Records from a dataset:
>> START

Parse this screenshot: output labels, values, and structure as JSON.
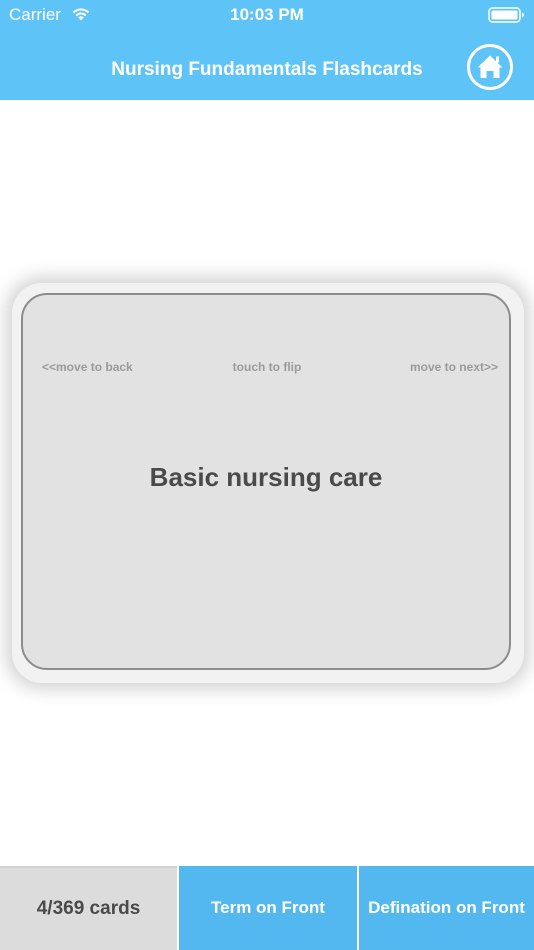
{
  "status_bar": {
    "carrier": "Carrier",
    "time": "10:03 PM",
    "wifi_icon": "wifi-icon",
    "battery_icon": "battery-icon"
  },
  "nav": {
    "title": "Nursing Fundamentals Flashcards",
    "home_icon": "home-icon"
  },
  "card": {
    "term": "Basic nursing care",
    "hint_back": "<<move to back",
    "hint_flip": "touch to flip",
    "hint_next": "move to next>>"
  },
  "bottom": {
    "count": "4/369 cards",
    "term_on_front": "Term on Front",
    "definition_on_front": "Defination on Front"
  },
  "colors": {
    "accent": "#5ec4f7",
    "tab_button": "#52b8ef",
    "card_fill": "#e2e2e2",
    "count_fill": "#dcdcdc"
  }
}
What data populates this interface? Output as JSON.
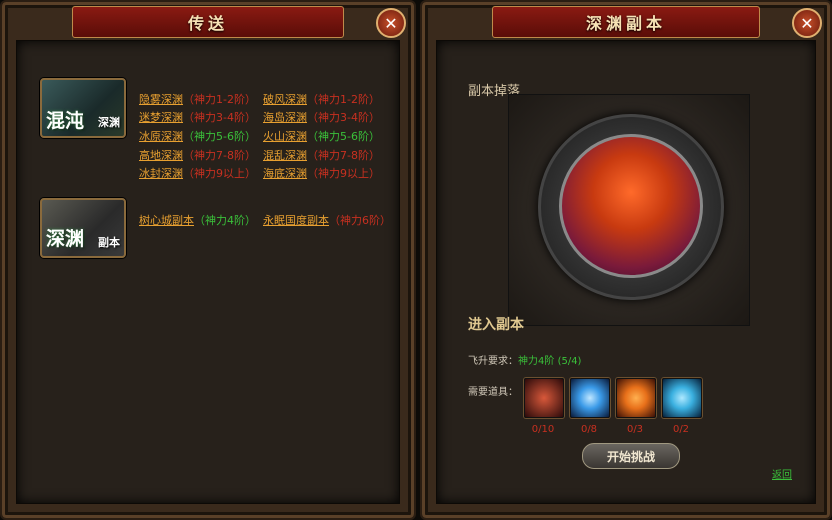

>> END
>> START

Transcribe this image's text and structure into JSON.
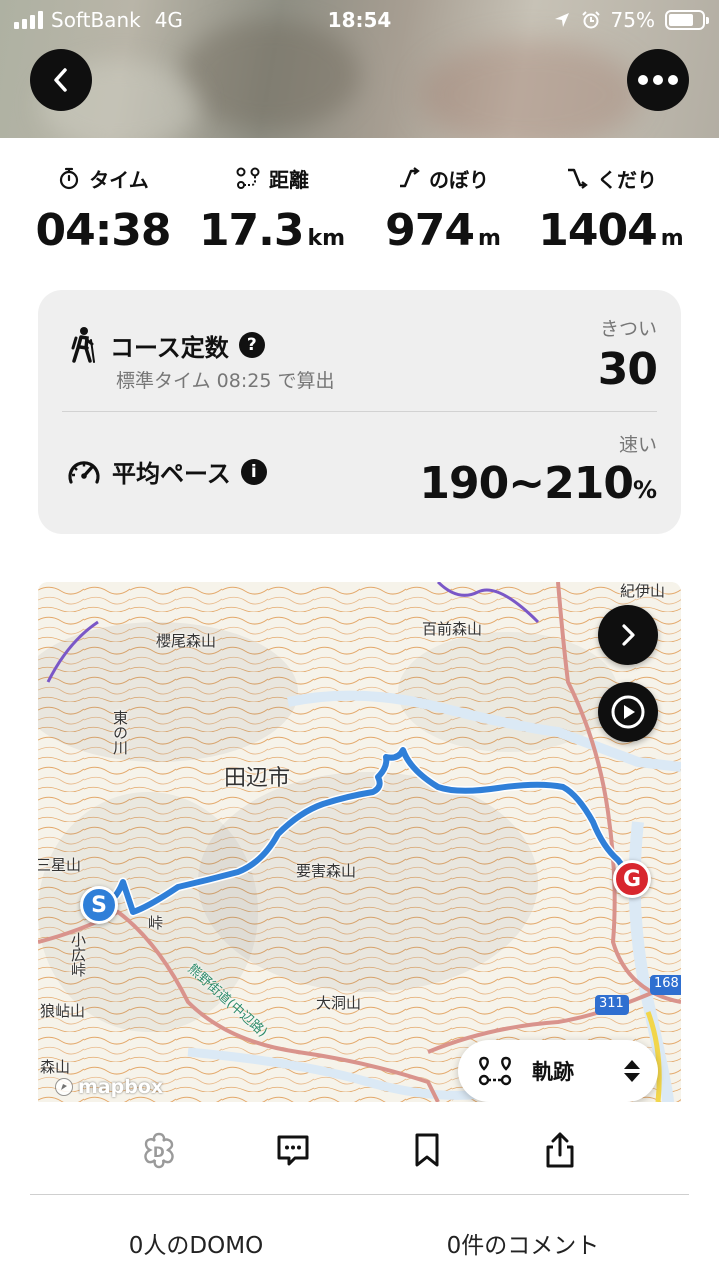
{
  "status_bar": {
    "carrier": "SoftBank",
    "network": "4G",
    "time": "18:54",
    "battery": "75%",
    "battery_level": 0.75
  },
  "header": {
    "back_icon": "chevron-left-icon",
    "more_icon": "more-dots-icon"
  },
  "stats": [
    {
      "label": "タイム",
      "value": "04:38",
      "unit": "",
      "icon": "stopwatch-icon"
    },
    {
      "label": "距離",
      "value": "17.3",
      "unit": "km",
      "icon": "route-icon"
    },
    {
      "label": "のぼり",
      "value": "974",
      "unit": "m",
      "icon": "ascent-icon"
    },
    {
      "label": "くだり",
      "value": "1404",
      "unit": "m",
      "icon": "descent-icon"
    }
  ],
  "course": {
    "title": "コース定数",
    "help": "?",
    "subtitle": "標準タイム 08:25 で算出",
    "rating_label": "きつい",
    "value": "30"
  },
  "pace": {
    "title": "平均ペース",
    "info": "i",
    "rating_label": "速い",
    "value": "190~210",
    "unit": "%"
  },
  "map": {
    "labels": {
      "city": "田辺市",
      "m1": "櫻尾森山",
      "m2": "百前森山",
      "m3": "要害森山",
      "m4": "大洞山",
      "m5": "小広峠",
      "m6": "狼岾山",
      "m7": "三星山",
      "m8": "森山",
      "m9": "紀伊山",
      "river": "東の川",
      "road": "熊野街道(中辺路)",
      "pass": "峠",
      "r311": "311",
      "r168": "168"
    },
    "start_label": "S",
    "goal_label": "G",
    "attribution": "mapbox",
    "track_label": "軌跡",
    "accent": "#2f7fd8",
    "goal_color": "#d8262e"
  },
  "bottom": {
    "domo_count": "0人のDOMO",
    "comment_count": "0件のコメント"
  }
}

>> END
>> START

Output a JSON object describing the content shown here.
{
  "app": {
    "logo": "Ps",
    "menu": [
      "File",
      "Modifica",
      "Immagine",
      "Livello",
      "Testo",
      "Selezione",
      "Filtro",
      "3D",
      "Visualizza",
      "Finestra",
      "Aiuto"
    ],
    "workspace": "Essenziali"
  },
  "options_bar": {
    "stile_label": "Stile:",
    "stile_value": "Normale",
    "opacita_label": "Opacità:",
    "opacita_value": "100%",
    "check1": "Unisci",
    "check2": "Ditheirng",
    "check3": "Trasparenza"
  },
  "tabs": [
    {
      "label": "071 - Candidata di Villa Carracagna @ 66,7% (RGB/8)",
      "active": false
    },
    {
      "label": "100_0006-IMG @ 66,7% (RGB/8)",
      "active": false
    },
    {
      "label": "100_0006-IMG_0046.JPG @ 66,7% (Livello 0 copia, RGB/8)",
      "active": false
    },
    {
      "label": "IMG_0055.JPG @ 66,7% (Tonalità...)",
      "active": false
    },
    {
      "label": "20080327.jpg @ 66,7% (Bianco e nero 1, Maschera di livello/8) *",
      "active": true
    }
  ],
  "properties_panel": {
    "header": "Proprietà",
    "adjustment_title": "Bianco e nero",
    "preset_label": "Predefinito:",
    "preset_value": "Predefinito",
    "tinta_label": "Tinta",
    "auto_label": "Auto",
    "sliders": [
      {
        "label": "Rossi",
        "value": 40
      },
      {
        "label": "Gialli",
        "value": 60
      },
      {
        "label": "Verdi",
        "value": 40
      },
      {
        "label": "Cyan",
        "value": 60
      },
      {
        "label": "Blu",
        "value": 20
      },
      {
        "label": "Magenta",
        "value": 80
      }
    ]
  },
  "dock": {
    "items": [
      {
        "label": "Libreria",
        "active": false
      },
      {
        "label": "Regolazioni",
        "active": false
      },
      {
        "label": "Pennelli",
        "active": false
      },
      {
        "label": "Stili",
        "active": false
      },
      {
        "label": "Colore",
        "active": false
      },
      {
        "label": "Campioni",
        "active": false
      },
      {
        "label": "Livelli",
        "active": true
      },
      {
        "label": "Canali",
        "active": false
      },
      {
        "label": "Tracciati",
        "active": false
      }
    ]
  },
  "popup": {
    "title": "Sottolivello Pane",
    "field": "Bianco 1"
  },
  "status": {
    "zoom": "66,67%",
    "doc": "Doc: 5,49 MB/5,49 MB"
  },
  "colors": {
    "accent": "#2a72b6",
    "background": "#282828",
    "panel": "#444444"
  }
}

>> END

### Work to complete
Only the lines from the one bearing "Parse this screenshot: output" to the one bearing "What data populates", both included, should be restated word for word, with pictures left out.

### The result
Parse this screenshot: output labels, values, and structure as JSON.
{
  "status_bar": {
    "carrier": "Carrier",
    "time": "10:03 PM",
    "wifi_icon": "wifi-icon",
    "battery_icon": "battery-icon"
  },
  "nav": {
    "title": "Nursing Fundamentals Flashcards",
    "home_icon": "home-icon"
  },
  "card": {
    "term": "Basic nursing care",
    "hint_back": "<<move to back",
    "hint_flip": "touch to flip",
    "hint_next": "move to next>>"
  },
  "bottom": {
    "count": "4/369 cards",
    "term_on_front": "Term on Front",
    "definition_on_front": "Defination on Front"
  },
  "colors": {
    "accent": "#5ec4f7",
    "tab_button": "#52b8ef",
    "card_fill": "#e2e2e2",
    "count_fill": "#dcdcdc"
  }
}
What data populates this interface? Output as JSON.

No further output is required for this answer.